Data records:
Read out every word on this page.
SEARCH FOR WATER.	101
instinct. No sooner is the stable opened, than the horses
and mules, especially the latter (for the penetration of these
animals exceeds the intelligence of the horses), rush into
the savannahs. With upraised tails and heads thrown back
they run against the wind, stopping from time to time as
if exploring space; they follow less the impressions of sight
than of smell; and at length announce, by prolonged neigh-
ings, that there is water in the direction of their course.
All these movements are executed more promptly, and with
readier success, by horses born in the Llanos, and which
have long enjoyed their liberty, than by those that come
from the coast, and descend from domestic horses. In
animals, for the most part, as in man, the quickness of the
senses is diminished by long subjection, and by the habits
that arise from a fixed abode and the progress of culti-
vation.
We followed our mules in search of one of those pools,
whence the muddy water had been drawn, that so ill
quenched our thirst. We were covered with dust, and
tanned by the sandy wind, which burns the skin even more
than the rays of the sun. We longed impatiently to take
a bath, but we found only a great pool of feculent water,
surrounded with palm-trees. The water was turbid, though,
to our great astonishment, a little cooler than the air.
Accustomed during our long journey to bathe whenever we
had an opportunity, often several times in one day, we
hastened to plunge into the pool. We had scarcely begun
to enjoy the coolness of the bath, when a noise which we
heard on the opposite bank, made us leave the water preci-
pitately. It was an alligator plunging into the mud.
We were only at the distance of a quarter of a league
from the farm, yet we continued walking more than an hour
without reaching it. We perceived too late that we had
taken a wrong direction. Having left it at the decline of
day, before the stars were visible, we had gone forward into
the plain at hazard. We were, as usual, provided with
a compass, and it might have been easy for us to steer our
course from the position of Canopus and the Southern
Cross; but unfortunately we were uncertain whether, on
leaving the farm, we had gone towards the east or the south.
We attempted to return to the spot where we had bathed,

EXERCISE INSTRUCTIONS:
Print out every record again, exactly and in full.

ANSWER TO THE PROBLEM:
Read out every word on this page.
SEARCH FOR WATER.	101
instinct. No sooner is the stable opened, than the horses
and mules, especially the latter (for the penetration of these
animals exceeds the intelligence of the horses), rush into
the savannahs. With upraised tails and heads thrown back
they run against the wind, stopping from time to time as
if exploring space; they follow less the impressions of sight
than of smell; and at length announce, by prolonged neigh-
ings, that there is water in the direction of their course.
All these movements are executed more promptly, and with
readier success, by horses born in the Llanos, and which
have long enjoyed their liberty, than by those that come
from the coast, and descend from domestic horses. In
animals, for the most part, as in man, the quickness of the
senses is diminished by long subjection, and by the habits
that arise from a fixed abode and the progress of culti-
vation.
We followed our mules in search of one of those pools,
whence the muddy water had been drawn, that so ill
quenched our thirst. We were covered with dust, and
tanned by the sandy wind, which burns the skin even more
than the rays of the sun. We longed impatiently to take
a bath, but we found only a great pool of feculent water,
surrounded with palm-trees. The water was turbid, though,
to our great astonishment, a little cooler than the air.
Accustomed during our long journey to bathe whenever we
had an opportunity, often several times in one day, we
hastened to plunge into the pool. We had scarcely begun
to enjoy the coolness of the bath, when a noise which we
heard on the opposite bank, made us leave the water preci-
pitately. It was an alligator plunging into the mud.
We were only at the distance of a quarter of a league
from the farm, yet we continued walking more than an hour
without reaching it. We perceived too late that we had
taken a wrong direction. Having left it at the decline of
day, before the stars were visible, we had gone forward into
the plain at hazard. We were, as usual, provided with
a compass, and it might have been easy for us to steer our
course from the position of Canopus and the Southern
Cross; but unfortunately we were uncertain whether, on
leaving the farm, we had gone towards the east or the south.
We attempted to return to the spot where we had bathed,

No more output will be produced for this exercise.